⟨

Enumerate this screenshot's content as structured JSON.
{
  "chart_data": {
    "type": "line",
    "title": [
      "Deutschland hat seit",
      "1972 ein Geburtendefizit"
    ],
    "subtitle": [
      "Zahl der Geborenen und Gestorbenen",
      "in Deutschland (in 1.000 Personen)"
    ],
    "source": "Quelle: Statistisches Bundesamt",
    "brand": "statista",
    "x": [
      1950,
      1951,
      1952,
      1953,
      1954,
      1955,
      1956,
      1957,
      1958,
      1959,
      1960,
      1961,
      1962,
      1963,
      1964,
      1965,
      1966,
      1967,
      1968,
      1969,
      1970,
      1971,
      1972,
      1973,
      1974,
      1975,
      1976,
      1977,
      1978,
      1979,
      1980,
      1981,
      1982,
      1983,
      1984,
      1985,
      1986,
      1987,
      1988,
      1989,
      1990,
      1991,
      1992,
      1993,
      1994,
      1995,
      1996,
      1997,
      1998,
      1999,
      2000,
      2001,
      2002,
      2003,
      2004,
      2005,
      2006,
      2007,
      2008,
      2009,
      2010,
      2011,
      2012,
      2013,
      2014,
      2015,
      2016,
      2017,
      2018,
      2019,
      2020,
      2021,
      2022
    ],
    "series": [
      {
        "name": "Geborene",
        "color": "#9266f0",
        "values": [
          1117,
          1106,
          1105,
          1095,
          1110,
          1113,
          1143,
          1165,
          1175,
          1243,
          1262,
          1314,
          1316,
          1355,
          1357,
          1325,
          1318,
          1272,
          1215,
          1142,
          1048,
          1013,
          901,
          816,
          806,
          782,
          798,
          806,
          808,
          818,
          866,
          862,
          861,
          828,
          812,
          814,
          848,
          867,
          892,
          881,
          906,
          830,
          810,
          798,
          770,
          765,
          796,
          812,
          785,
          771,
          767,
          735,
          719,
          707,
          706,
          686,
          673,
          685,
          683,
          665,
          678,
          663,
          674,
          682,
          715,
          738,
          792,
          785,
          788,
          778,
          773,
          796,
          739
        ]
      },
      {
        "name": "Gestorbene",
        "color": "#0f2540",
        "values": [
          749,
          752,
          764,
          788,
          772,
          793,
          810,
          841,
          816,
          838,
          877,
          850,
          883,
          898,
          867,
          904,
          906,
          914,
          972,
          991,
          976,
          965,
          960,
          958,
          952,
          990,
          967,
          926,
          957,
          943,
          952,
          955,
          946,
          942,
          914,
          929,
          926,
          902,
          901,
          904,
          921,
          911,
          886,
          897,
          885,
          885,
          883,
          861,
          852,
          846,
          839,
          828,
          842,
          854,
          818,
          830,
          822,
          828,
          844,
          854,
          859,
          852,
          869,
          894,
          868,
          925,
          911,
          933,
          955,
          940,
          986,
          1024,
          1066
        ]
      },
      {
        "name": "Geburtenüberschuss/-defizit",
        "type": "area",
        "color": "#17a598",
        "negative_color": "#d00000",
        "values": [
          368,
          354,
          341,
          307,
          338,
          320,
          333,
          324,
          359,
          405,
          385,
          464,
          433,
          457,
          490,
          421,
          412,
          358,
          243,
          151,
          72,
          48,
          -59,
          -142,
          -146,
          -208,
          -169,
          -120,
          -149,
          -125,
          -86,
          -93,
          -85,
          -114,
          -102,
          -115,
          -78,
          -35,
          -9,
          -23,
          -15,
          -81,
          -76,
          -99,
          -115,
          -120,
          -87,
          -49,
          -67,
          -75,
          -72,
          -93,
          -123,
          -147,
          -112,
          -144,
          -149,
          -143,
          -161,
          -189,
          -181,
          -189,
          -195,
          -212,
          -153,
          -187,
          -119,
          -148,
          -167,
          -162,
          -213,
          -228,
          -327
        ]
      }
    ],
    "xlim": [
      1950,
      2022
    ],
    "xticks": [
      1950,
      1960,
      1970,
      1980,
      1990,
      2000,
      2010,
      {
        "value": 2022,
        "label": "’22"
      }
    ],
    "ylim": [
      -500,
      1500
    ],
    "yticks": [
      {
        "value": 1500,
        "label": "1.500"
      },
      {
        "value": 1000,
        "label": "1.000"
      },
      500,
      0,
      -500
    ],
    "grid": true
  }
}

⟩
⟨

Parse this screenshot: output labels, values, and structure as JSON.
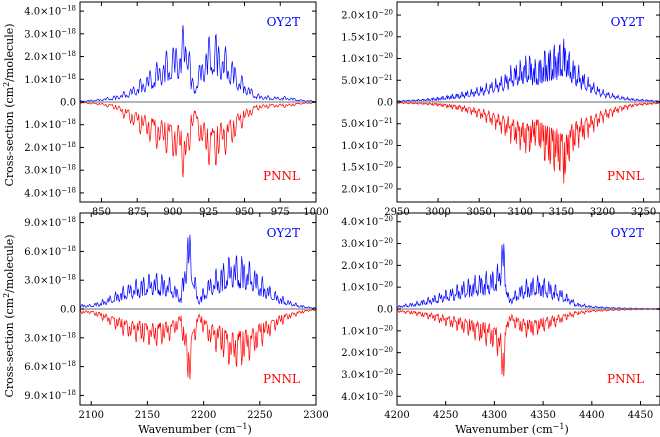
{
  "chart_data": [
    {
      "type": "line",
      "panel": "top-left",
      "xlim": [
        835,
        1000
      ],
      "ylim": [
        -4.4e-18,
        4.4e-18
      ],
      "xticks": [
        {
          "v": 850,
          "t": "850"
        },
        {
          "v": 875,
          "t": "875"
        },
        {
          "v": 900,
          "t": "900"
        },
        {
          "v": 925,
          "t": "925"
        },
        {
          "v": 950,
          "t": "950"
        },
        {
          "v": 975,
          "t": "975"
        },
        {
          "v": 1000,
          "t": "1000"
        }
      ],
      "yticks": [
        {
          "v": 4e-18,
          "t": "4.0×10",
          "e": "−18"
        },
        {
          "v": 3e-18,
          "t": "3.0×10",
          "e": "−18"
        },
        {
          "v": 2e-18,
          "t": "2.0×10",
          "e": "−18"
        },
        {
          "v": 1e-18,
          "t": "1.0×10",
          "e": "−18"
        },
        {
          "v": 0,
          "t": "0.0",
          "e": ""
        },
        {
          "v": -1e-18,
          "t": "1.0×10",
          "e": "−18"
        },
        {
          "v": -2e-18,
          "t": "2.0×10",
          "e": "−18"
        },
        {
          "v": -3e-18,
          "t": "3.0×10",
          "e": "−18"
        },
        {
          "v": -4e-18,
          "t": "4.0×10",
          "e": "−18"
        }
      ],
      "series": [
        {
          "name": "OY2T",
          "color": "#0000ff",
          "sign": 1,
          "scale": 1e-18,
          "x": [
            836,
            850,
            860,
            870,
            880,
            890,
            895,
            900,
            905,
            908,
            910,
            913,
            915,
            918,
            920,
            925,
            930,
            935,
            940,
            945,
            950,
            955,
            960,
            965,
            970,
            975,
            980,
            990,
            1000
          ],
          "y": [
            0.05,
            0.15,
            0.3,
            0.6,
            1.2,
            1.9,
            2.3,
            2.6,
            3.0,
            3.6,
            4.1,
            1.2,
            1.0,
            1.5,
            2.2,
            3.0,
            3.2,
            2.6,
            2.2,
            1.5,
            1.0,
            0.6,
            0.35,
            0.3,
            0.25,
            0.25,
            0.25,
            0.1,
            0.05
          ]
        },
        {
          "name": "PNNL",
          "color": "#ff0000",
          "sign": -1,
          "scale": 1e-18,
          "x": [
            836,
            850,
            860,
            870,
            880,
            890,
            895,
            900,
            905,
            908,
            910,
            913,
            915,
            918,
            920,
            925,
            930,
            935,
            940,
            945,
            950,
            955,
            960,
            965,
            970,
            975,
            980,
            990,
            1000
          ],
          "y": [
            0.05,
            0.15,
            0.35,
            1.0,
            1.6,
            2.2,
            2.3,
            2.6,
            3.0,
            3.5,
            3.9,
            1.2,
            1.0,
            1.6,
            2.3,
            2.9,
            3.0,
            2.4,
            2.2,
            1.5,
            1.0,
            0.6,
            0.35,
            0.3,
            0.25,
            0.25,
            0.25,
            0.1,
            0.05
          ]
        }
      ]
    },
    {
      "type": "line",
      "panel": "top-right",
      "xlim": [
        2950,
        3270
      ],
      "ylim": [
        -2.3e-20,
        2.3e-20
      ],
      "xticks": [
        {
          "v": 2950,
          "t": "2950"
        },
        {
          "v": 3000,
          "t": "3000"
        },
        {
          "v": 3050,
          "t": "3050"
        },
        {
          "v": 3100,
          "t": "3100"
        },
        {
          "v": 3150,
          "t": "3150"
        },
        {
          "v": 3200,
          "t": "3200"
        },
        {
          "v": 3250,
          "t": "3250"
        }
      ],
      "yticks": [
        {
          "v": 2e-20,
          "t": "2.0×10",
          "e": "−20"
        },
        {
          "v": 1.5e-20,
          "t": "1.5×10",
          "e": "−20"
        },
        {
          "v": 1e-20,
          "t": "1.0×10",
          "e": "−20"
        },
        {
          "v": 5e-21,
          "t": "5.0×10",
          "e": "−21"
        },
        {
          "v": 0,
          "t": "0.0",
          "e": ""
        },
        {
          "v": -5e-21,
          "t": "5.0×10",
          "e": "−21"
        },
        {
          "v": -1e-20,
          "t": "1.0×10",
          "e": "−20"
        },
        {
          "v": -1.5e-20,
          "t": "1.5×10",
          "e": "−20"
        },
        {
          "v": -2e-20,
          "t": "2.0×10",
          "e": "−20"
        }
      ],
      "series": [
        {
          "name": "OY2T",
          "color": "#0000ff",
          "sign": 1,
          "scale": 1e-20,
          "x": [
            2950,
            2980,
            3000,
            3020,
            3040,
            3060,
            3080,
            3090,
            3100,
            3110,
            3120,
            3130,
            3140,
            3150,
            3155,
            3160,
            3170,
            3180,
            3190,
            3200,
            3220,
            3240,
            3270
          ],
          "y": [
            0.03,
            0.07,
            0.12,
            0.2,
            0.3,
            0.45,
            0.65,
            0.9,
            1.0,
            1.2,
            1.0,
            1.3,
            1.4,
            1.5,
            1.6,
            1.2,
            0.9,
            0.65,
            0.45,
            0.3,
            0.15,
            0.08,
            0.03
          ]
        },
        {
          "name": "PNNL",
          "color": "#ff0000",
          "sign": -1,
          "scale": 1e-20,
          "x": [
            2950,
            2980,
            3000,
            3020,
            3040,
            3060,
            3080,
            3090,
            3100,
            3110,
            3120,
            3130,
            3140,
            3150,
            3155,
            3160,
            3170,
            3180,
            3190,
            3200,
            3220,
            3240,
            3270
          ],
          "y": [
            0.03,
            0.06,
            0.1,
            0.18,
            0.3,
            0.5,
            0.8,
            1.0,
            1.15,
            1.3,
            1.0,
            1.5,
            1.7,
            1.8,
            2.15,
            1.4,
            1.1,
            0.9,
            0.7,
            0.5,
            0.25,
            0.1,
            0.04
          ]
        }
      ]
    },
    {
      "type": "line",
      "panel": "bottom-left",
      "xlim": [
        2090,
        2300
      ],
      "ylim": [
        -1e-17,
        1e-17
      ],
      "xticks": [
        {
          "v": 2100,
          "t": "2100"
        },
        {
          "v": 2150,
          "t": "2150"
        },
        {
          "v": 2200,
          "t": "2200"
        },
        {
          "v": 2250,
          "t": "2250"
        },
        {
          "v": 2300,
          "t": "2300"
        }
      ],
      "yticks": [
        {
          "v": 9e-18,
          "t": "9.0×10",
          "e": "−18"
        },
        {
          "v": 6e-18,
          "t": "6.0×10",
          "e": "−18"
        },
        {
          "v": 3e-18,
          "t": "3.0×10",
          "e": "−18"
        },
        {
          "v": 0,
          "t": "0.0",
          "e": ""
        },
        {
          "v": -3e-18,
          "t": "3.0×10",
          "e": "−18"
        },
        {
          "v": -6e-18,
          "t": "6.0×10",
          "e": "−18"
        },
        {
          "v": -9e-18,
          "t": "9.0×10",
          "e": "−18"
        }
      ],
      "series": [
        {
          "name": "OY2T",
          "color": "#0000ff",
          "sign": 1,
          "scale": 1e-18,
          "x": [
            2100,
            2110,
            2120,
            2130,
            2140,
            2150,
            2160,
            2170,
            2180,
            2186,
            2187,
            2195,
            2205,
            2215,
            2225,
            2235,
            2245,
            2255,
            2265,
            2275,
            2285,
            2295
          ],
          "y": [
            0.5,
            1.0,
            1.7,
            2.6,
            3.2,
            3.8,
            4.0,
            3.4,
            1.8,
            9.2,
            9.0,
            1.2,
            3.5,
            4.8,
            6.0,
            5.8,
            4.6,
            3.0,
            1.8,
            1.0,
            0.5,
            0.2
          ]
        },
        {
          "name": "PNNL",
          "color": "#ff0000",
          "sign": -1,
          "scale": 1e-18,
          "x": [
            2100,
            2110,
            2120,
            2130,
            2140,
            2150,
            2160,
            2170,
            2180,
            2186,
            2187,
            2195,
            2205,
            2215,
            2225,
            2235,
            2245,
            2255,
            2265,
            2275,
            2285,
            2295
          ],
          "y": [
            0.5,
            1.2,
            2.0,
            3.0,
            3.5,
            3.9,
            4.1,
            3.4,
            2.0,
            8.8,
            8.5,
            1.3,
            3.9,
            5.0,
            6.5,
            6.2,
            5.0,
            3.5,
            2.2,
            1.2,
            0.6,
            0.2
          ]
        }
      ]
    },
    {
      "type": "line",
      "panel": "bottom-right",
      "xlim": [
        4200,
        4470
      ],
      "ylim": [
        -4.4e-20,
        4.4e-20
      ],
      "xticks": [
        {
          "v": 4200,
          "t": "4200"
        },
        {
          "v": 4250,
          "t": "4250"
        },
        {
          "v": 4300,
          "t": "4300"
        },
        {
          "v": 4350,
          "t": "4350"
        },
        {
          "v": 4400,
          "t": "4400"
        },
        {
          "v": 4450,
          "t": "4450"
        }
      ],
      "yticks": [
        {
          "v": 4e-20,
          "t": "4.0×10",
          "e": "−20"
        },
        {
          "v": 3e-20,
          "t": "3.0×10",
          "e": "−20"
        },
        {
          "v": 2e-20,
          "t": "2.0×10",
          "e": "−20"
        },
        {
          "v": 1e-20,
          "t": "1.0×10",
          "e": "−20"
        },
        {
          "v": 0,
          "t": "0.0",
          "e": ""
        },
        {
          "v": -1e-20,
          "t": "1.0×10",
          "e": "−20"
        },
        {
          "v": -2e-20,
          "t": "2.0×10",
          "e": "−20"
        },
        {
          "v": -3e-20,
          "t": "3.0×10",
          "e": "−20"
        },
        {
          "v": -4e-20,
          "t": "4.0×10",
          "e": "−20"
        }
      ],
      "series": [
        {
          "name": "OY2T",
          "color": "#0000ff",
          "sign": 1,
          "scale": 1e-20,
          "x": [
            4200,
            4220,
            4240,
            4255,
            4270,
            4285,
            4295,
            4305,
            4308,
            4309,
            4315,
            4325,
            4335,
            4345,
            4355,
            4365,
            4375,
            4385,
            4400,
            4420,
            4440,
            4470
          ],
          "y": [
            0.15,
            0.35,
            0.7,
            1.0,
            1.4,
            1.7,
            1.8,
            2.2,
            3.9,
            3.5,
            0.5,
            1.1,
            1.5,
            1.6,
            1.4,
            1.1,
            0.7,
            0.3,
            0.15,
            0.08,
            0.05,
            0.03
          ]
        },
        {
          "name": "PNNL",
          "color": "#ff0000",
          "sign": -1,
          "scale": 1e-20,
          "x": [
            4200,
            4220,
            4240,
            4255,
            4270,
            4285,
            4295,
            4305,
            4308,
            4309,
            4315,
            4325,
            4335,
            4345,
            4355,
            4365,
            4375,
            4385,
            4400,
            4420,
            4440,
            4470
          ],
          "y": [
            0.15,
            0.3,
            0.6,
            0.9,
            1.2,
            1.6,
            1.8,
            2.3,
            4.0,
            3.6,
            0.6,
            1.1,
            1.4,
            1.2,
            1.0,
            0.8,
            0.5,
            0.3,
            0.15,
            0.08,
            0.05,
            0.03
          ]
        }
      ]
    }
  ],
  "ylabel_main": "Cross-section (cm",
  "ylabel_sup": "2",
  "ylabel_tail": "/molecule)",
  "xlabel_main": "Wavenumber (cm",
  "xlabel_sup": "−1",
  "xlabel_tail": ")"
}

⟩

-- GIVEN INSTRUCTION --
Collect, from the material above, every line containing the word "bottom".

-- COMPLETE RESPONSE --
      "panel": "bottom-left",
      "panel": "bottom-right",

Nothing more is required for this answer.